Exercise details
Find the line containing "Give me the". Retype it and every line after it through the end of the entries, exactly as written, with nothing added.

.....

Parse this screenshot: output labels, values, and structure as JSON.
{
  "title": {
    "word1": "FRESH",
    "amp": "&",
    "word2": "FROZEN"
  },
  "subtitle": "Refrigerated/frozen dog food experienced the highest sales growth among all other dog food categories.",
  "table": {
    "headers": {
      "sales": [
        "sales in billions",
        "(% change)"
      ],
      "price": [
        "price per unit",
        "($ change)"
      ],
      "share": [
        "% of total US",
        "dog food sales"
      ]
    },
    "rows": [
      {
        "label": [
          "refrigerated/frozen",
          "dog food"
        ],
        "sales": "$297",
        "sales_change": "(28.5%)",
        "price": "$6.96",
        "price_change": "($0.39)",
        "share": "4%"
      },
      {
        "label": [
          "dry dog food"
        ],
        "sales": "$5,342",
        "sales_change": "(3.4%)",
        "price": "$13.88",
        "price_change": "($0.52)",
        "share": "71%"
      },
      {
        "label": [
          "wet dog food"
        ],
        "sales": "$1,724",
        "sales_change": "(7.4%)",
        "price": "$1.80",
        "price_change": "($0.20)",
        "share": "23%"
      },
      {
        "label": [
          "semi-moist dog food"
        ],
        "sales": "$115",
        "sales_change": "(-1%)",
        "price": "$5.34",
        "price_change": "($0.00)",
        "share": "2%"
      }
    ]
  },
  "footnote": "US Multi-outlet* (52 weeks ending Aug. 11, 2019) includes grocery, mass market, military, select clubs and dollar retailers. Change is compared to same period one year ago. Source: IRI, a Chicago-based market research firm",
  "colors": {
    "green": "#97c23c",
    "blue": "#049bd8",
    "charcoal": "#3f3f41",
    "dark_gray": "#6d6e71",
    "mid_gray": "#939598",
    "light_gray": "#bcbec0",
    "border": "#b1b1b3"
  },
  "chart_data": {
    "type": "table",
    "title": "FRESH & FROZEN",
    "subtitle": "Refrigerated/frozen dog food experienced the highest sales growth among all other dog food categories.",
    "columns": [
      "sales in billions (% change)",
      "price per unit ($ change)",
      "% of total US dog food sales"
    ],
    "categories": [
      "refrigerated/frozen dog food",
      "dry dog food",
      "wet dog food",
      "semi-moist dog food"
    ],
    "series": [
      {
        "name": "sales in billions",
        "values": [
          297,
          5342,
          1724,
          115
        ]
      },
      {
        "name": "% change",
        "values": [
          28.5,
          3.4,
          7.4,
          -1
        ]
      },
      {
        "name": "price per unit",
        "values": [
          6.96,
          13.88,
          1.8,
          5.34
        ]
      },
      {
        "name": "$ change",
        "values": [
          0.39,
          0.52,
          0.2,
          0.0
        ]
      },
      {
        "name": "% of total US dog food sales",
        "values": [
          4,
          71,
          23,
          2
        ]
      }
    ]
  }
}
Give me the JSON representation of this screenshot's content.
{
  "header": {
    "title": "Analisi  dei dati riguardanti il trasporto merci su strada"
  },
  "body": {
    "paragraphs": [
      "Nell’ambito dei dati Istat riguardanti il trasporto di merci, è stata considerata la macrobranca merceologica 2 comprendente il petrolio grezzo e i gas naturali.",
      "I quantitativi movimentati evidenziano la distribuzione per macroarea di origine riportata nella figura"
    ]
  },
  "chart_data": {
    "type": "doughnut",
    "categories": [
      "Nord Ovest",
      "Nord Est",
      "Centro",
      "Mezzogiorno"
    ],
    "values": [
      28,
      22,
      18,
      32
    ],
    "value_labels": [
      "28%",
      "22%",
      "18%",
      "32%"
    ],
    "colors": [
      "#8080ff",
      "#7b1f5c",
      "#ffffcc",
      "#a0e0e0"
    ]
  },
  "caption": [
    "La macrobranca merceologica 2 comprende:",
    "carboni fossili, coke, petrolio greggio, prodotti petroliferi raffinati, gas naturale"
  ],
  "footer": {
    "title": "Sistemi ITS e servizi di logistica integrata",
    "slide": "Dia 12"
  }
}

.....

Output of the exercise
Give me the JSON representation of this screenshot's content.
{
  "header": {
    "title": "Analisi  dei dati riguardanti il trasporto merci su strada"
  },
  "body": {
    "paragraphs": [
      "Nell’ambito dei dati Istat riguardanti il trasporto di merci, è stata considerata la macrobranca merceologica 2 comprendente il petrolio grezzo e i gas naturali.",
      "I quantitativi movimentati evidenziano la distribuzione per macroarea di origine riportata nella figura"
    ]
  },
  "chart_data": {
    "type": "doughnut",
    "categories": [
      "Nord Ovest",
      "Nord Est",
      "Centro",
      "Mezzogiorno"
    ],
    "values": [
      28,
      22,
      18,
      32
    ],
    "value_labels": [
      "28%",
      "22%",
      "18%",
      "32%"
    ],
    "colors": [
      "#8080ff",
      "#7b1f5c",
      "#ffffcc",
      "#a0e0e0"
    ]
  },
  "caption": [
    "La macrobranca merceologica 2 comprende:",
    "carboni fossili, coke, petrolio greggio, prodotti petroliferi raffinati, gas naturale"
  ],
  "footer": {
    "title": "Sistemi ITS e servizi di logistica integrata",
    "slide": "Dia 12"
  }
}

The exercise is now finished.